-- Start of TASK INPUT --

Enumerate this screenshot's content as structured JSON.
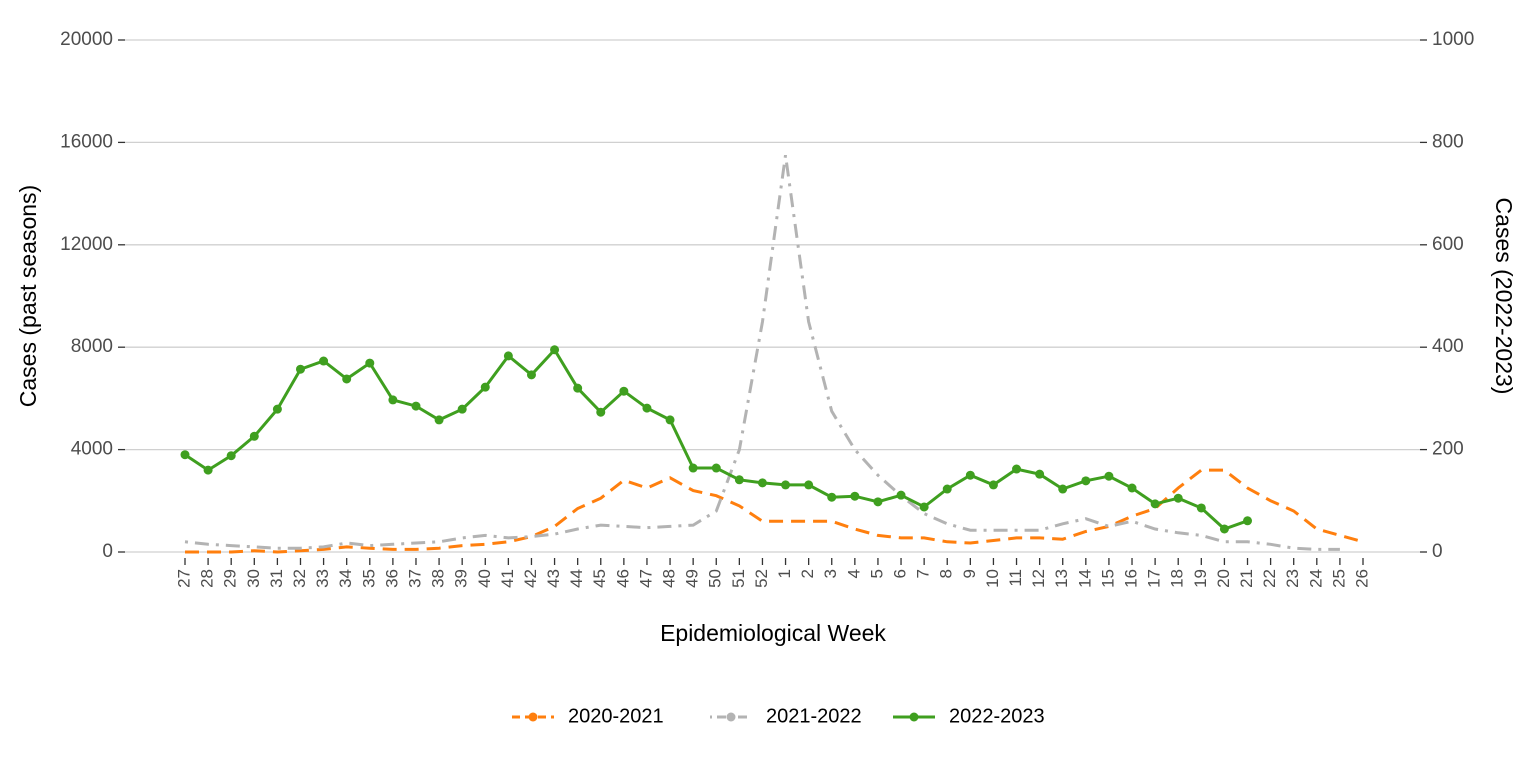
{
  "chart_data": {
    "type": "line",
    "xlabel": "Epidemiological Week",
    "ylabel": "Cases (past seasons)",
    "y2label": "Cases (2022-2023)",
    "categories": [
      "27",
      "28",
      "29",
      "30",
      "31",
      "32",
      "33",
      "34",
      "35",
      "36",
      "37",
      "38",
      "39",
      "40",
      "41",
      "42",
      "43",
      "44",
      "45",
      "46",
      "47",
      "48",
      "49",
      "50",
      "51",
      "52",
      "1",
      "2",
      "3",
      "4",
      "5",
      "6",
      "7",
      "8",
      "9",
      "10",
      "11",
      "12",
      "13",
      "14",
      "15",
      "16",
      "17",
      "18",
      "19",
      "20",
      "21",
      "22",
      "23",
      "24",
      "25",
      "26"
    ],
    "ylim": [
      0,
      20000
    ],
    "yticks": [
      0,
      4000,
      8000,
      12000,
      16000,
      20000
    ],
    "y2lim": [
      0,
      1000
    ],
    "y2ticks": [
      0,
      200,
      400,
      600,
      800,
      1000
    ],
    "grid": true,
    "legend": "bottom",
    "series": [
      {
        "name": "2020-2021",
        "color": "#ff7f0e",
        "dash": "dashed",
        "values": [
          0,
          0,
          0,
          50,
          0,
          50,
          100,
          200,
          150,
          100,
          100,
          150,
          250,
          300,
          400,
          600,
          1000,
          1700,
          2100,
          2800,
          2500,
          2900,
          2400,
          2200,
          1800,
          1200,
          1200,
          1200,
          1200,
          900,
          650,
          550,
          550,
          400,
          350,
          450,
          550,
          550,
          500,
          800,
          1000,
          1400,
          1700,
          2500,
          3200,
          3200,
          2500,
          2000,
          1600,
          900,
          650,
          400
        ]
      },
      {
        "name": "2021-2022",
        "color": "#b3b3b3",
        "dash": "dotdash",
        "values": [
          400,
          300,
          250,
          200,
          150,
          150,
          200,
          350,
          250,
          300,
          350,
          400,
          550,
          650,
          550,
          600,
          700,
          900,
          1050,
          1000,
          950,
          1000,
          1050,
          1600,
          4000,
          9000,
          15500,
          9000,
          5500,
          4000,
          3000,
          2200,
          1500,
          1100,
          850,
          850,
          850,
          850,
          1100,
          1300,
          1000,
          1200,
          900,
          750,
          650,
          400,
          400,
          300,
          150,
          100,
          100,
          null
        ]
      },
      {
        "name": "2022-2023",
        "color": "#3f9f1f",
        "dash": "solid",
        "markers": true,
        "axis": "y2",
        "values": [
          190,
          160,
          188,
          226,
          279,
          357,
          373,
          338,
          369,
          297,
          285,
          258,
          279,
          322,
          383,
          346,
          395,
          320,
          273,
          314,
          281,
          258,
          164,
          164,
          141,
          135,
          131,
          131,
          107,
          109,
          98,
          111,
          88,
          123,
          150,
          131,
          162,
          152,
          123,
          139,
          148,
          125,
          94,
          105,
          86,
          45,
          61,
          null,
          null,
          null,
          null,
          null
        ]
      }
    ]
  }
}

-- End of TASK INPUT --

THE PROBLEM: Find all the lines containing "Cases" in the material, then copy them.

TASK SOLUTION:
    "ylabel": "Cases (past seasons)",
    "y2label": "Cases (2022-2023)",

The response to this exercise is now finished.